::: Stored records

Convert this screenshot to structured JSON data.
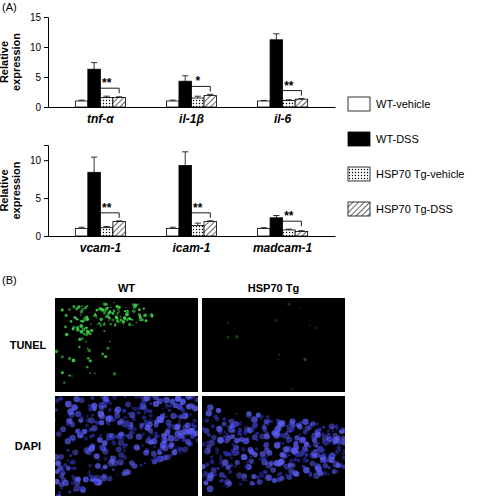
{
  "chart_data": [
    {
      "type": "bar",
      "y_label": "Relative expression",
      "categories": [
        "tnf-α",
        "il-1β",
        "il-6"
      ],
      "series": [
        {
          "name": "WT-vehicle",
          "color": "#ffffff",
          "values": [
            1.0,
            1.0,
            1.0
          ],
          "errors": [
            0.15,
            0.15,
            0.1
          ]
        },
        {
          "name": "WT-DSS",
          "color": "#000000",
          "values": [
            6.3,
            4.3,
            11.2
          ],
          "errors": [
            1.1,
            0.9,
            1.0
          ]
        },
        {
          "name": "HSP70 Tg-vehicle",
          "color": "#ffffff",
          "marker": "dots",
          "values": [
            1.6,
            1.5,
            1.1
          ],
          "errors": [
            0.2,
            0.3,
            0.1
          ]
        },
        {
          "name": "HSP70 Tg-DSS",
          "color": "#ffffff",
          "marker": "hatch",
          "values": [
            1.6,
            1.9,
            1.3
          ],
          "errors": [
            0.1,
            0.2,
            0.1
          ]
        }
      ],
      "ylim": [
        0,
        15
      ],
      "yticks": [
        0,
        5,
        10,
        15
      ],
      "legend": "right",
      "annotations": [
        {
          "text": "**",
          "category": "tnf-α"
        },
        {
          "text": "*",
          "category": "il-1β"
        },
        {
          "text": "**",
          "category": "il-6"
        }
      ]
    },
    {
      "type": "bar",
      "y_label": "Relative expression",
      "categories": [
        "vcam-1",
        "icam-1",
        "madcam-1"
      ],
      "series": [
        {
          "color": "#ffffff",
          "values": [
            1.0,
            1.0,
            1.0
          ],
          "errors": [
            0.15,
            0.15,
            0.1
          ]
        },
        {
          "color": "#000000",
          "values": [
            8.4,
            9.3,
            2.4
          ],
          "errors": [
            2.0,
            1.8,
            0.3
          ]
        },
        {
          "color": "#ffffff",
          "marker": "dots",
          "values": [
            1.1,
            1.4,
            0.8
          ],
          "errors": [
            0.15,
            0.3,
            0.1
          ]
        },
        {
          "color": "#ffffff",
          "marker": "hatch",
          "values": [
            1.9,
            1.9,
            0.6
          ],
          "errors": [
            0.1,
            0.1,
            0.1
          ]
        }
      ],
      "ylim": [
        0,
        12
      ],
      "yticks": [
        0,
        5,
        10
      ],
      "annotations": [
        {
          "text": "**",
          "category": "vcam-1"
        },
        {
          "text": "**",
          "category": "icam-1"
        },
        {
          "text": "**",
          "category": "madcam-1"
        }
      ]
    }
  ],
  "panels": {
    "a": {
      "label": "(A)"
    },
    "b": {
      "label": "(B)",
      "columns": [
        "WT",
        "HSP70 Tg"
      ],
      "rows": [
        "TUNEL",
        "DAPI"
      ]
    }
  }
}
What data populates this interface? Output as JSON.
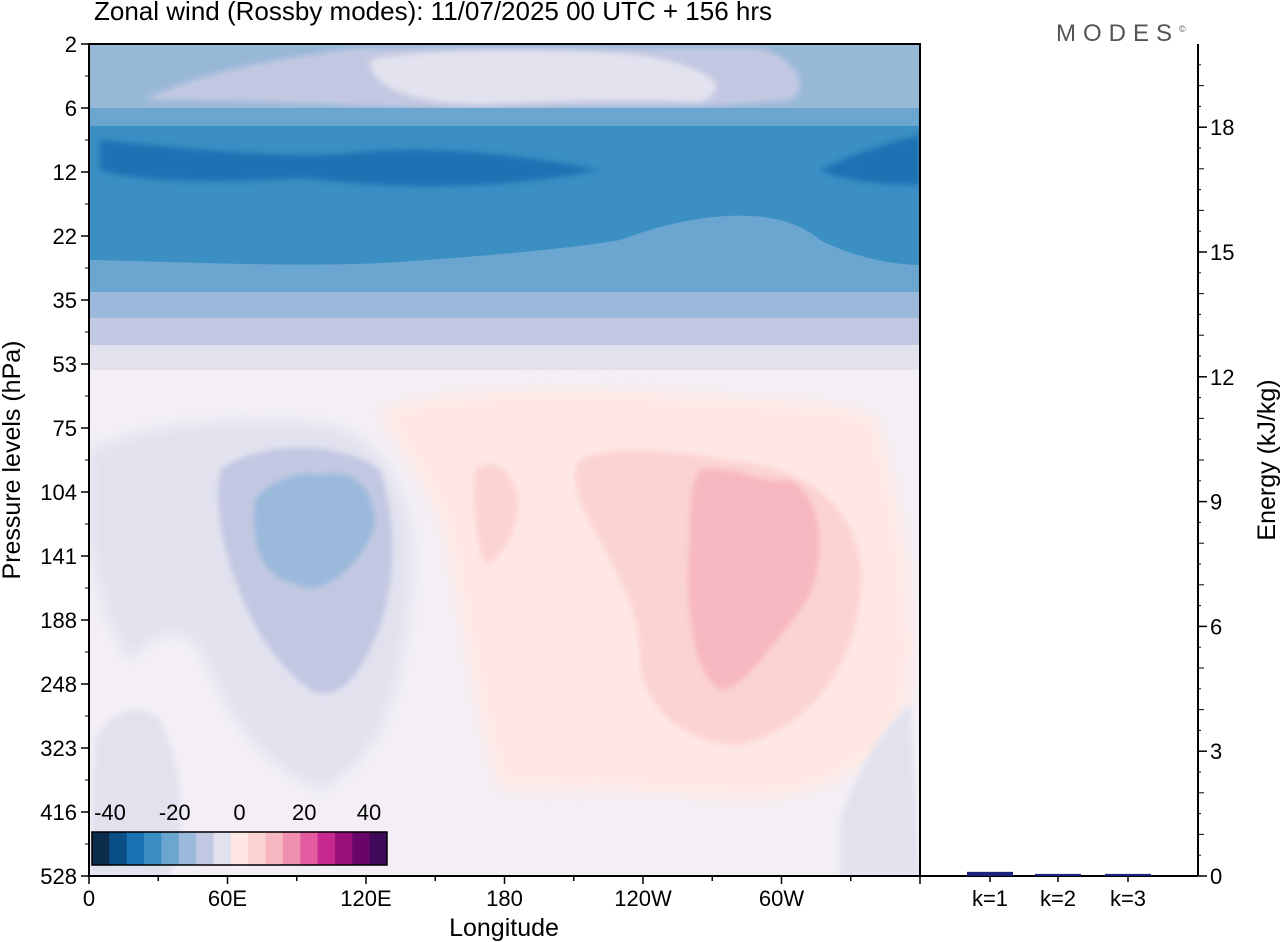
{
  "title": "Zonal wind (Rossby modes):  11/07/2025  00 UTC  + 156 hrs",
  "brand": "MODES",
  "brand_mark": "©",
  "chart_data": [
    {
      "type": "heatmap",
      "xlabel": "Longitude",
      "ylabel": "Pressure levels (hPa)",
      "x_ticks": [
        "0",
        "60E",
        "120E",
        "180",
        "120W",
        "60W"
      ],
      "x_tick_degrees": [
        0,
        60,
        120,
        180,
        240,
        300
      ],
      "xlim_degrees": [
        0,
        360
      ],
      "y_ticks": [
        "2",
        "6",
        "12",
        "22",
        "35",
        "53",
        "75",
        "104",
        "141",
        "188",
        "248",
        "323",
        "416",
        "528"
      ],
      "colorbar": {
        "tick_labels": [
          "-40",
          "-20",
          "0",
          "20",
          "40"
        ],
        "colors": [
          "#0b2c4a",
          "#0a4f86",
          "#1b72b3",
          "#3b8fc3",
          "#6aa6d0",
          "#9ab9db",
          "#c2c8e2",
          "#e2e2ef",
          "#ffe8e4",
          "#fbd3d3",
          "#f7b7c0",
          "#f08fb0",
          "#e25aa0",
          "#c8298f",
          "#991078",
          "#6a0568",
          "#3e0a5a"
        ]
      },
      "features": [
        {
          "description_level": "upper",
          "levels": "2-6",
          "sign": "negative",
          "max_abs": 5
        },
        {
          "description_level": "upper",
          "levels": "6-35",
          "sign": "negative",
          "max_abs": 25
        },
        {
          "description_level": "lower",
          "levels": "53-416",
          "longitudes": "0-120E",
          "sign": "negative",
          "max_abs": 10
        },
        {
          "description_level": "lower",
          "levels": "75-323",
          "longitudes": "150E-0",
          "sign": "positive",
          "max_abs": 10
        }
      ]
    },
    {
      "type": "bar",
      "ylabel": "Energy (kJ/kg)",
      "categories": [
        "k=1",
        "k=2",
        "k=3"
      ],
      "values": [
        0.1,
        0.05,
        0.05
      ],
      "ylim": [
        0,
        20
      ],
      "y_ticks": [
        0,
        3,
        6,
        9,
        12,
        15,
        18
      ],
      "bar_color": "#1a237e"
    }
  ]
}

::::::

**To be done:** Write the listing out a second time exactly, dropping all images.

**Answer to this task:**
Convert this screenshot to structured JSON data.
{
  "chart_data": [
    {
      "type": "bar",
      "y_label": "Relative expression",
      "categories": [
        "tnf-α",
        "il-1β",
        "il-6"
      ],
      "series": [
        {
          "name": "WT-vehicle",
          "color": "#ffffff",
          "values": [
            1.0,
            1.0,
            1.0
          ],
          "errors": [
            0.15,
            0.15,
            0.1
          ]
        },
        {
          "name": "WT-DSS",
          "color": "#000000",
          "values": [
            6.3,
            4.3,
            11.2
          ],
          "errors": [
            1.1,
            0.9,
            1.0
          ]
        },
        {
          "name": "HSP70 Tg-vehicle",
          "color": "#ffffff",
          "marker": "dots",
          "values": [
            1.6,
            1.5,
            1.1
          ],
          "errors": [
            0.2,
            0.3,
            0.1
          ]
        },
        {
          "name": "HSP70 Tg-DSS",
          "color": "#ffffff",
          "marker": "hatch",
          "values": [
            1.6,
            1.9,
            1.3
          ],
          "errors": [
            0.1,
            0.2,
            0.1
          ]
        }
      ],
      "ylim": [
        0,
        15
      ],
      "yticks": [
        0,
        5,
        10,
        15
      ],
      "legend": "right",
      "annotations": [
        {
          "text": "**",
          "category": "tnf-α"
        },
        {
          "text": "*",
          "category": "il-1β"
        },
        {
          "text": "**",
          "category": "il-6"
        }
      ]
    },
    {
      "type": "bar",
      "y_label": "Relative expression",
      "categories": [
        "vcam-1",
        "icam-1",
        "madcam-1"
      ],
      "series": [
        {
          "color": "#ffffff",
          "values": [
            1.0,
            1.0,
            1.0
          ],
          "errors": [
            0.15,
            0.15,
            0.1
          ]
        },
        {
          "color": "#000000",
          "values": [
            8.4,
            9.3,
            2.4
          ],
          "errors": [
            2.0,
            1.8,
            0.3
          ]
        },
        {
          "color": "#ffffff",
          "marker": "dots",
          "values": [
            1.1,
            1.4,
            0.8
          ],
          "errors": [
            0.15,
            0.3,
            0.1
          ]
        },
        {
          "color": "#ffffff",
          "marker": "hatch",
          "values": [
            1.9,
            1.9,
            0.6
          ],
          "errors": [
            0.1,
            0.1,
            0.1
          ]
        }
      ],
      "ylim": [
        0,
        12
      ],
      "yticks": [
        0,
        5,
        10
      ],
      "annotations": [
        {
          "text": "**",
          "category": "vcam-1"
        },
        {
          "text": "**",
          "category": "icam-1"
        },
        {
          "text": "**",
          "category": "madcam-1"
        }
      ]
    }
  ],
  "panels": {
    "a": {
      "label": "(A)"
    },
    "b": {
      "label": "(B)",
      "columns": [
        "WT",
        "HSP70 Tg"
      ],
      "rows": [
        "TUNEL",
        "DAPI"
      ]
    }
  }
}
What data populates this interface? Output as JSON.
{
  "title": "Zonal wind (Rossby modes):  11/07/2025  00 UTC  + 156 hrs",
  "brand": "MODES",
  "brand_mark": "©",
  "chart_data": [
    {
      "type": "heatmap",
      "xlabel": "Longitude",
      "ylabel": "Pressure levels (hPa)",
      "x_ticks": [
        "0",
        "60E",
        "120E",
        "180",
        "120W",
        "60W"
      ],
      "x_tick_degrees": [
        0,
        60,
        120,
        180,
        240,
        300
      ],
      "xlim_degrees": [
        0,
        360
      ],
      "y_ticks": [
        "2",
        "6",
        "12",
        "22",
        "35",
        "53",
        "75",
        "104",
        "141",
        "188",
        "248",
        "323",
        "416",
        "528"
      ],
      "colorbar": {
        "tick_labels": [
          "-40",
          "-20",
          "0",
          "20",
          "40"
        ],
        "colors": [
          "#0b2c4a",
          "#0a4f86",
          "#1b72b3",
          "#3b8fc3",
          "#6aa6d0",
          "#9ab9db",
          "#c2c8e2",
          "#e2e2ef",
          "#ffe8e4",
          "#fbd3d3",
          "#f7b7c0",
          "#f08fb0",
          "#e25aa0",
          "#c8298f",
          "#991078",
          "#6a0568",
          "#3e0a5a"
        ]
      },
      "features": [
        {
          "description_level": "upper",
          "levels": "2-6",
          "sign": "negative",
          "max_abs": 5
        },
        {
          "description_level": "upper",
          "levels": "6-35",
          "sign": "negative",
          "max_abs": 25
        },
        {
          "description_level": "lower",
          "levels": "53-416",
          "longitudes": "0-120E",
          "sign": "negative",
          "max_abs": 10
        },
        {
          "description_level": "lower",
          "levels": "75-323",
          "longitudes": "150E-0",
          "sign": "positive",
          "max_abs": 10
        }
      ]
    },
    {
      "type": "bar",
      "ylabel": "Energy (kJ/kg)",
      "categories": [
        "k=1",
        "k=2",
        "k=3"
      ],
      "values": [
        0.1,
        0.05,
        0.05
      ],
      "ylim": [
        0,
        20
      ],
      "y_ticks": [
        0,
        3,
        6,
        9,
        12,
        15,
        18
      ],
      "bar_color": "#1a237e"
    }
  ]
}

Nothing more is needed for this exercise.